-- START OF DATASET RECORDS --

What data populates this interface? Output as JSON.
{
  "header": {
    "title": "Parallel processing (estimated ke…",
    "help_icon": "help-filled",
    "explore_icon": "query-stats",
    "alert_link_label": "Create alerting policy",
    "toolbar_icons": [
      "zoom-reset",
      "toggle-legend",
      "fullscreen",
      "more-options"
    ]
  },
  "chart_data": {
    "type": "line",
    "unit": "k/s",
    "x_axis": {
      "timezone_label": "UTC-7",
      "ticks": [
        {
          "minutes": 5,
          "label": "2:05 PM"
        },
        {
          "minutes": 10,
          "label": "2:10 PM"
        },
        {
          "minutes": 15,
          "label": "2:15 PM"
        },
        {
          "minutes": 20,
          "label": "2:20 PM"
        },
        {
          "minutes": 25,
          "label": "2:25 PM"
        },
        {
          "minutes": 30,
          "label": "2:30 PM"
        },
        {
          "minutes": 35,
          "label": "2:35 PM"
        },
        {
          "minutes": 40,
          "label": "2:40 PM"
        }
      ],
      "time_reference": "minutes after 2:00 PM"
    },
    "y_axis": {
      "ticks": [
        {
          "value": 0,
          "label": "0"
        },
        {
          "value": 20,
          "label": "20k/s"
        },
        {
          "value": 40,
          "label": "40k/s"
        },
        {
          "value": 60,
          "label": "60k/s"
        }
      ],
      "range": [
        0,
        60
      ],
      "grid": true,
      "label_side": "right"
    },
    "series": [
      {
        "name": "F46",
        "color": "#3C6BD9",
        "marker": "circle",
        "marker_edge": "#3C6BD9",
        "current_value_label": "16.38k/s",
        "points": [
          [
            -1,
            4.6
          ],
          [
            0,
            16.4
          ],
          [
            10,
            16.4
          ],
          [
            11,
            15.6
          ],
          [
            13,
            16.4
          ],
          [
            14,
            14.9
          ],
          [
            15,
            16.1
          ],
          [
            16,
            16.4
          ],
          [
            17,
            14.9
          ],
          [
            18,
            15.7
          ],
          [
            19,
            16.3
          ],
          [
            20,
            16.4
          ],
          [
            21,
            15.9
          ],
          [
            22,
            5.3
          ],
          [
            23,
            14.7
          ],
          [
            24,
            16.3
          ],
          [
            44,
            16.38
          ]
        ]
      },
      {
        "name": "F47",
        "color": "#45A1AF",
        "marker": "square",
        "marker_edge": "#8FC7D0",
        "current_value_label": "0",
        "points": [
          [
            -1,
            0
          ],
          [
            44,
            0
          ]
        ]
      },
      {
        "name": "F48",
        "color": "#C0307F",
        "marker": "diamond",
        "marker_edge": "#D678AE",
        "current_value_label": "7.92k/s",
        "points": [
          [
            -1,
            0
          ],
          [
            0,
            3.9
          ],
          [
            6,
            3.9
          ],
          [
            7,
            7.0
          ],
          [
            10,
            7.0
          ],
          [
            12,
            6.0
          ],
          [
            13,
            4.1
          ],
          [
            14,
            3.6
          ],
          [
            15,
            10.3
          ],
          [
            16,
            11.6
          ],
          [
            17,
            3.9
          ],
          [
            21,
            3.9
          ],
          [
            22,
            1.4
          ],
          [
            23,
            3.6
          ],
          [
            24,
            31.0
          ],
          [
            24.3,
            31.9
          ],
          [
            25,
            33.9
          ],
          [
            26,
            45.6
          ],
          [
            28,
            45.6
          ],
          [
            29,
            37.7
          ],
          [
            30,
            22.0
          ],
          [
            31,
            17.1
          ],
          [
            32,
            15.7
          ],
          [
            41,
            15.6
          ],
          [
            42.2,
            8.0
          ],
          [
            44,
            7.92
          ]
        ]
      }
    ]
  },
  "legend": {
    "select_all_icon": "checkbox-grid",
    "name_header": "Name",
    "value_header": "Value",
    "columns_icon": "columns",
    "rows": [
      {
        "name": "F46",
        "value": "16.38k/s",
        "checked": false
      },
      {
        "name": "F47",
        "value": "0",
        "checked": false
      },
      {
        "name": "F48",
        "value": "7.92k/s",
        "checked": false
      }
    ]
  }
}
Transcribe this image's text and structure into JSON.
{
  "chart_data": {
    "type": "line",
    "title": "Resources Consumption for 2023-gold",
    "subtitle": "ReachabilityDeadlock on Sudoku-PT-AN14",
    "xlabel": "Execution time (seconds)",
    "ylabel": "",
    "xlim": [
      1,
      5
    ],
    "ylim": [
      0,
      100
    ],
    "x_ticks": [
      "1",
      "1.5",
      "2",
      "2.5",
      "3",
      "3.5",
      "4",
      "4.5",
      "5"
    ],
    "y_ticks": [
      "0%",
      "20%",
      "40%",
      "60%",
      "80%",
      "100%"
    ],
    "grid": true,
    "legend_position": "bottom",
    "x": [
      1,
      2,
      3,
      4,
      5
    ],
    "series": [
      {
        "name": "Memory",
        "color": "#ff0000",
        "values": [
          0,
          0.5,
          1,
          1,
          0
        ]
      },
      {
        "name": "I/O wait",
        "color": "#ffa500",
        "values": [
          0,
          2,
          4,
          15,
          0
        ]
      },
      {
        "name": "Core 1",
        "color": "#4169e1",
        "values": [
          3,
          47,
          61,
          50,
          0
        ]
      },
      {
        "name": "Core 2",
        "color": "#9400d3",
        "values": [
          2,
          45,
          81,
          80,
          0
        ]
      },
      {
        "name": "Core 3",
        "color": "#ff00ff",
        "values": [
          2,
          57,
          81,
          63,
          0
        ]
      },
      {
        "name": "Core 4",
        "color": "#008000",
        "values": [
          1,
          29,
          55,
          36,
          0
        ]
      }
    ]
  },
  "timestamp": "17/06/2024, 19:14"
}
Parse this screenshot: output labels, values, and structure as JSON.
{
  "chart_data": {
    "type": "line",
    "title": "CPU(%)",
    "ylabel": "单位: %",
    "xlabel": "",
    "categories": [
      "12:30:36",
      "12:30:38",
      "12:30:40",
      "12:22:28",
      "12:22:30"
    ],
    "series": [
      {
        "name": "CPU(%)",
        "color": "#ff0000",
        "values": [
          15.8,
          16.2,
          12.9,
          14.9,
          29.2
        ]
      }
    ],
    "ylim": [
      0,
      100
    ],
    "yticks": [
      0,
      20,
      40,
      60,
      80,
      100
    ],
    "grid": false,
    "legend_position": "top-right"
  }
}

-- END OF DATASET RECORDS --

→ WRITTEN PROBLEM:
Transcribe every entry word for word.

→ CORRECT RESULT:
What data populates this interface? Output as JSON.
{
  "header": {
    "title": "Parallel processing (estimated ke…",
    "help_icon": "help-filled",
    "explore_icon": "query-stats",
    "alert_link_label": "Create alerting policy",
    "toolbar_icons": [
      "zoom-reset",
      "toggle-legend",
      "fullscreen",
      "more-options"
    ]
  },
  "chart_data": {
    "type": "line",
    "unit": "k/s",
    "x_axis": {
      "timezone_label": "UTC-7",
      "ticks": [
        {
          "minutes": 5,
          "label": "2:05 PM"
        },
        {
          "minutes": 10,
          "label": "2:10 PM"
        },
        {
          "minutes": 15,
          "label": "2:15 PM"
        },
        {
          "minutes": 20,
          "label": "2:20 PM"
        },
        {
          "minutes": 25,
          "label": "2:25 PM"
        },
        {
          "minutes": 30,
          "label": "2:30 PM"
        },
        {
          "minutes": 35,
          "label": "2:35 PM"
        },
        {
          "minutes": 40,
          "label": "2:40 PM"
        }
      ],
      "time_reference": "minutes after 2:00 PM"
    },
    "y_axis": {
      "ticks": [
        {
          "value": 0,
          "label": "0"
        },
        {
          "value": 20,
          "label": "20k/s"
        },
        {
          "value": 40,
          "label": "40k/s"
        },
        {
          "value": 60,
          "label": "60k/s"
        }
      ],
      "range": [
        0,
        60
      ],
      "grid": true,
      "label_side": "right"
    },
    "series": [
      {
        "name": "F46",
        "color": "#3C6BD9",
        "marker": "circle",
        "marker_edge": "#3C6BD9",
        "current_value_label": "16.38k/s",
        "points": [
          [
            -1,
            4.6
          ],
          [
            0,
            16.4
          ],
          [
            10,
            16.4
          ],
          [
            11,
            15.6
          ],
          [
            13,
            16.4
          ],
          [
            14,
            14.9
          ],
          [
            15,
            16.1
          ],
          [
            16,
            16.4
          ],
          [
            17,
            14.9
          ],
          [
            18,
            15.7
          ],
          [
            19,
            16.3
          ],
          [
            20,
            16.4
          ],
          [
            21,
            15.9
          ],
          [
            22,
            5.3
          ],
          [
            23,
            14.7
          ],
          [
            24,
            16.3
          ],
          [
            44,
            16.38
          ]
        ]
      },
      {
        "name": "F47",
        "color": "#45A1AF",
        "marker": "square",
        "marker_edge": "#8FC7D0",
        "current_value_label": "0",
        "points": [
          [
            -1,
            0
          ],
          [
            44,
            0
          ]
        ]
      },
      {
        "name": "F48",
        "color": "#C0307F",
        "marker": "diamond",
        "marker_edge": "#D678AE",
        "current_value_label": "7.92k/s",
        "points": [
          [
            -1,
            0
          ],
          [
            0,
            3.9
          ],
          [
            6,
            3.9
          ],
          [
            7,
            7.0
          ],
          [
            10,
            7.0
          ],
          [
            12,
            6.0
          ],
          [
            13,
            4.1
          ],
          [
            14,
            3.6
          ],
          [
            15,
            10.3
          ],
          [
            16,
            11.6
          ],
          [
            17,
            3.9
          ],
          [
            21,
            3.9
          ],
          [
            22,
            1.4
          ],
          [
            23,
            3.6
          ],
          [
            24,
            31.0
          ],
          [
            24.3,
            31.9
          ],
          [
            25,
            33.9
          ],
          [
            26,
            45.6
          ],
          [
            28,
            45.6
          ],
          [
            29,
            37.7
          ],
          [
            30,
            22.0
          ],
          [
            31,
            17.1
          ],
          [
            32,
            15.7
          ],
          [
            41,
            15.6
          ],
          [
            42.2,
            8.0
          ],
          [
            44,
            7.92
          ]
        ]
      }
    ]
  },
  "legend": {
    "select_all_icon": "checkbox-grid",
    "name_header": "Name",
    "value_header": "Value",
    "columns_icon": "columns",
    "rows": [
      {
        "name": "F46",
        "value": "16.38k/s",
        "checked": false
      },
      {
        "name": "F47",
        "value": "0",
        "checked": false
      },
      {
        "name": "F48",
        "value": "7.92k/s",
        "checked": false
      }
    ]
  }
}
Transcribe this image's text and structure into JSON.
{
  "chart_data": {
    "type": "line",
    "title": "Resources Consumption for 2023-gold",
    "subtitle": "ReachabilityDeadlock on Sudoku-PT-AN14",
    "xlabel": "Execution time (seconds)",
    "ylabel": "",
    "xlim": [
      1,
      5
    ],
    "ylim": [
      0,
      100
    ],
    "x_ticks": [
      "1",
      "1.5",
      "2",
      "2.5",
      "3",
      "3.5",
      "4",
      "4.5",
      "5"
    ],
    "y_ticks": [
      "0%",
      "20%",
      "40%",
      "60%",
      "80%",
      "100%"
    ],
    "grid": true,
    "legend_position": "bottom",
    "x": [
      1,
      2,
      3,
      4,
      5
    ],
    "series": [
      {
        "name": "Memory",
        "color": "#ff0000",
        "values": [
          0,
          0.5,
          1,
          1,
          0
        ]
      },
      {
        "name": "I/O wait",
        "color": "#ffa500",
        "values": [
          0,
          2,
          4,
          15,
          0
        ]
      },
      {
        "name": "Core 1",
        "color": "#4169e1",
        "values": [
          3,
          47,
          61,
          50,
          0
        ]
      },
      {
        "name": "Core 2",
        "color": "#9400d3",
        "values": [
          2,
          45,
          81,
          80,
          0
        ]
      },
      {
        "name": "Core 3",
        "color": "#ff00ff",
        "values": [
          2,
          57,
          81,
          63,
          0
        ]
      },
      {
        "name": "Core 4",
        "color": "#008000",
        "values": [
          1,
          29,
          55,
          36,
          0
        ]
      }
    ]
  },
  "timestamp": "17/06/2024, 19:14"
}
Parse this screenshot: output labels, values, and structure as JSON.
{
  "chart_data": {
    "type": "line",
    "title": "CPU(%)",
    "ylabel": "单位: %",
    "xlabel": "",
    "categories": [
      "12:30:36",
      "12:30:38",
      "12:30:40",
      "12:22:28",
      "12:22:30"
    ],
    "series": [
      {
        "name": "CPU(%)",
        "color": "#ff0000",
        "values": [
          15.8,
          16.2,
          12.9,
          14.9,
          29.2
        ]
      }
    ],
    "ylim": [
      0,
      100
    ],
    "yticks": [
      0,
      20,
      40,
      60,
      80,
      100
    ],
    "grid": false,
    "legend_position": "top-right"
  }
}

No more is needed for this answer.